--- Direction ---
Output the lines that follow exactly as they are.

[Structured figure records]
[Start]
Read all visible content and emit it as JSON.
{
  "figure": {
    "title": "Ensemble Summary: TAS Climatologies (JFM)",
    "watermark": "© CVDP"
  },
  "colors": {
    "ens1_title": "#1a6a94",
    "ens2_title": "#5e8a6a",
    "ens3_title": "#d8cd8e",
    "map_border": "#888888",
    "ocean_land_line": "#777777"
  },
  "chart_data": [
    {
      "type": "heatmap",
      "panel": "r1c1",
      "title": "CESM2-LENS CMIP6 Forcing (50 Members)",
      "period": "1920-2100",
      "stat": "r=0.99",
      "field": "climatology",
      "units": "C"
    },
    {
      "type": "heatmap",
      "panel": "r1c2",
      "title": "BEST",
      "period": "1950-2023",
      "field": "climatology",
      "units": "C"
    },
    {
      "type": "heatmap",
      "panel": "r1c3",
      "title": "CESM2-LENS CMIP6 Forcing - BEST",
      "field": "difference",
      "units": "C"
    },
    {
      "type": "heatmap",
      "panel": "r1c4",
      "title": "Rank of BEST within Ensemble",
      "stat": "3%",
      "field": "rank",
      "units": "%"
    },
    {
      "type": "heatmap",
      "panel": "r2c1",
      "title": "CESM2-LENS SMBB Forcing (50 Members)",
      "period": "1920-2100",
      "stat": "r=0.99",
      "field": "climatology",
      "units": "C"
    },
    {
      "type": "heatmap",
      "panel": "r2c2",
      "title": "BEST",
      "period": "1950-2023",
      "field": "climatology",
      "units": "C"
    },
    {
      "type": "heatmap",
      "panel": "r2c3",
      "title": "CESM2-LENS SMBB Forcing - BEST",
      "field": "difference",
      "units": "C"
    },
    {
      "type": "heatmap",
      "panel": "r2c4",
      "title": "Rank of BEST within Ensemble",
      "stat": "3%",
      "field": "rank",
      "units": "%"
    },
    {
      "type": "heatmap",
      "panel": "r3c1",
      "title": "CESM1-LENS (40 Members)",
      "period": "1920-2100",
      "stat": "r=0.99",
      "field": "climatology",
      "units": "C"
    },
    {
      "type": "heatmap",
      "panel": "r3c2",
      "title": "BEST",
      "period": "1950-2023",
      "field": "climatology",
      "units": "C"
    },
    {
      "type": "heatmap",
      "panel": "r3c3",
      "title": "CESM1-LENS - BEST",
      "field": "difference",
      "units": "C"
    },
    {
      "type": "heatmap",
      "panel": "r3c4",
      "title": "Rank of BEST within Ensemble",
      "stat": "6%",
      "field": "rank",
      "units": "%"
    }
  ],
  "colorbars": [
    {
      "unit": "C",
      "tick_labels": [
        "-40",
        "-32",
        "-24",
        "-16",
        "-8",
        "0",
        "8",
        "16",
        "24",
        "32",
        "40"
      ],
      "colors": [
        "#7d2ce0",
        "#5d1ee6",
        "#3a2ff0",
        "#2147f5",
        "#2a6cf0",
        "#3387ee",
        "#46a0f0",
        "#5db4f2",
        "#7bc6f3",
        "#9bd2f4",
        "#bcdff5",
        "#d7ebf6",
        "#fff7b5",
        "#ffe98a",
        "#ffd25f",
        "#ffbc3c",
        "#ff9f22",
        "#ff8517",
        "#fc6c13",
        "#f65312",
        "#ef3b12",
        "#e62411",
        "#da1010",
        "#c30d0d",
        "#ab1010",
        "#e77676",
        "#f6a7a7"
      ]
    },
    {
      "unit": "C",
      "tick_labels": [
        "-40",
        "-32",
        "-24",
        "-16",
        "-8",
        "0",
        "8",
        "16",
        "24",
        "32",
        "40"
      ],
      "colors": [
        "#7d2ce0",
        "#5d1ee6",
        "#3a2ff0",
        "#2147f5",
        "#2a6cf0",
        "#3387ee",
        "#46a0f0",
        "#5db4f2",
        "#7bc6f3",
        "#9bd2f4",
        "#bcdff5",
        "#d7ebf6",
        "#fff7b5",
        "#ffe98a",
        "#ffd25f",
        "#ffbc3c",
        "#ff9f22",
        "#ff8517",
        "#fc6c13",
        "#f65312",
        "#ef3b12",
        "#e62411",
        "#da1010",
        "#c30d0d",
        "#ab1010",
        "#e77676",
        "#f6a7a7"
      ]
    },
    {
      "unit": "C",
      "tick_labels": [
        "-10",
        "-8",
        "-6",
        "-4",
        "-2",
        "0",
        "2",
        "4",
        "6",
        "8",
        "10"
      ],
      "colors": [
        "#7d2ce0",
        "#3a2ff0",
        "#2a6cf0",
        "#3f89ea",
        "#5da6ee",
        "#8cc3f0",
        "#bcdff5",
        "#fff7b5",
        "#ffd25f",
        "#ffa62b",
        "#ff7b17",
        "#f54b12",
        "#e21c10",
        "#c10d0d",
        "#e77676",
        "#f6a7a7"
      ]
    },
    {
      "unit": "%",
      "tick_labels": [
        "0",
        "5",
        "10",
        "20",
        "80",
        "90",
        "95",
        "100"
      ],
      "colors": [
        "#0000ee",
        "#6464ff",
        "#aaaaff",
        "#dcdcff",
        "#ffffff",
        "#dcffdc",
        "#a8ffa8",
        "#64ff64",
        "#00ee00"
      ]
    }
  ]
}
[End]
--- Output for this task ---
Read all visible content and emit it as JSON.
{
  "figure": {
    "title": "Ensemble Summary: TAS Climatologies (JFM)",
    "watermark": "© CVDP"
  },
  "colors": {
    "ens1_title": "#1a6a94",
    "ens2_title": "#5e8a6a",
    "ens3_title": "#d8cd8e",
    "map_border": "#888888",
    "ocean_land_line": "#777777"
  },
  "chart_data": [
    {
      "type": "heatmap",
      "panel": "r1c1",
      "title": "CESM2-LENS CMIP6 Forcing (50 Members)",
      "period": "1920-2100",
      "stat": "r=0.99",
      "field": "climatology",
      "units": "C"
    },
    {
      "type": "heatmap",
      "panel": "r1c2",
      "title": "BEST",
      "period": "1950-2023",
      "field": "climatology",
      "units": "C"
    },
    {
      "type": "heatmap",
      "panel": "r1c3",
      "title": "CESM2-LENS CMIP6 Forcing - BEST",
      "field": "difference",
      "units": "C"
    },
    {
      "type": "heatmap",
      "panel": "r1c4",
      "title": "Rank of BEST within Ensemble",
      "stat": "3%",
      "field": "rank",
      "units": "%"
    },
    {
      "type": "heatmap",
      "panel": "r2c1",
      "title": "CESM2-LENS SMBB Forcing (50 Members)",
      "period": "1920-2100",
      "stat": "r=0.99",
      "field": "climatology",
      "units": "C"
    },
    {
      "type": "heatmap",
      "panel": "r2c2",
      "title": "BEST",
      "period": "1950-2023",
      "field": "climatology",
      "units": "C"
    },
    {
      "type": "heatmap",
      "panel": "r2c3",
      "title": "CESM2-LENS SMBB Forcing - BEST",
      "field": "difference",
      "units": "C"
    },
    {
      "type": "heatmap",
      "panel": "r2c4",
      "title": "Rank of BEST within Ensemble",
      "stat": "3%",
      "field": "rank",
      "units": "%"
    },
    {
      "type": "heatmap",
      "panel": "r3c1",
      "title": "CESM1-LENS (40 Members)",
      "period": "1920-2100",
      "stat": "r=0.99",
      "field": "climatology",
      "units": "C"
    },
    {
      "type": "heatmap",
      "panel": "r3c2",
      "title": "BEST",
      "period": "1950-2023",
      "field": "climatology",
      "units": "C"
    },
    {
      "type": "heatmap",
      "panel": "r3c3",
      "title": "CESM1-LENS - BEST",
      "field": "difference",
      "units": "C"
    },
    {
      "type": "heatmap",
      "panel": "r3c4",
      "title": "Rank of BEST within Ensemble",
      "stat": "6%",
      "field": "rank",
      "units": "%"
    }
  ],
  "colorbars": [
    {
      "unit": "C",
      "tick_labels": [
        "-40",
        "-32",
        "-24",
        "-16",
        "-8",
        "0",
        "8",
        "16",
        "24",
        "32",
        "40"
      ],
      "colors": [
        "#7d2ce0",
        "#5d1ee6",
        "#3a2ff0",
        "#2147f5",
        "#2a6cf0",
        "#3387ee",
        "#46a0f0",
        "#5db4f2",
        "#7bc6f3",
        "#9bd2f4",
        "#bcdff5",
        "#d7ebf6",
        "#fff7b5",
        "#ffe98a",
        "#ffd25f",
        "#ffbc3c",
        "#ff9f22",
        "#ff8517",
        "#fc6c13",
        "#f65312",
        "#ef3b12",
        "#e62411",
        "#da1010",
        "#c30d0d",
        "#ab1010",
        "#e77676",
        "#f6a7a7"
      ]
    },
    {
      "unit": "C",
      "tick_labels": [
        "-40",
        "-32",
        "-24",
        "-16",
        "-8",
        "0",
        "8",
        "16",
        "24",
        "32",
        "40"
      ],
      "colors": [
        "#7d2ce0",
        "#5d1ee6",
        "#3a2ff0",
        "#2147f5",
        "#2a6cf0",
        "#3387ee",
        "#46a0f0",
        "#5db4f2",
        "#7bc6f3",
        "#9bd2f4",
        "#bcdff5",
        "#d7ebf6",
        "#fff7b5",
        "#ffe98a",
        "#ffd25f",
        "#ffbc3c",
        "#ff9f22",
        "#ff8517",
        "#fc6c13",
        "#f65312",
        "#ef3b12",
        "#e62411",
        "#da1010",
        "#c30d0d",
        "#ab1010",
        "#e77676",
        "#f6a7a7"
      ]
    },
    {
      "unit": "C",
      "tick_labels": [
        "-10",
        "-8",
        "-6",
        "-4",
        "-2",
        "0",
        "2",
        "4",
        "6",
        "8",
        "10"
      ],
      "colors": [
        "#7d2ce0",
        "#3a2ff0",
        "#2a6cf0",
        "#3f89ea",
        "#5da6ee",
        "#8cc3f0",
        "#bcdff5",
        "#fff7b5",
        "#ffd25f",
        "#ffa62b",
        "#ff7b17",
        "#f54b12",
        "#e21c10",
        "#c10d0d",
        "#e77676",
        "#f6a7a7"
      ]
    },
    {
      "unit": "%",
      "tick_labels": [
        "0",
        "5",
        "10",
        "20",
        "80",
        "90",
        "95",
        "100"
      ],
      "colors": [
        "#0000ee",
        "#6464ff",
        "#aaaaff",
        "#dcdcff",
        "#ffffff",
        "#dcffdc",
        "#a8ffa8",
        "#64ff64",
        "#00ee00"
      ]
    }
  ]
}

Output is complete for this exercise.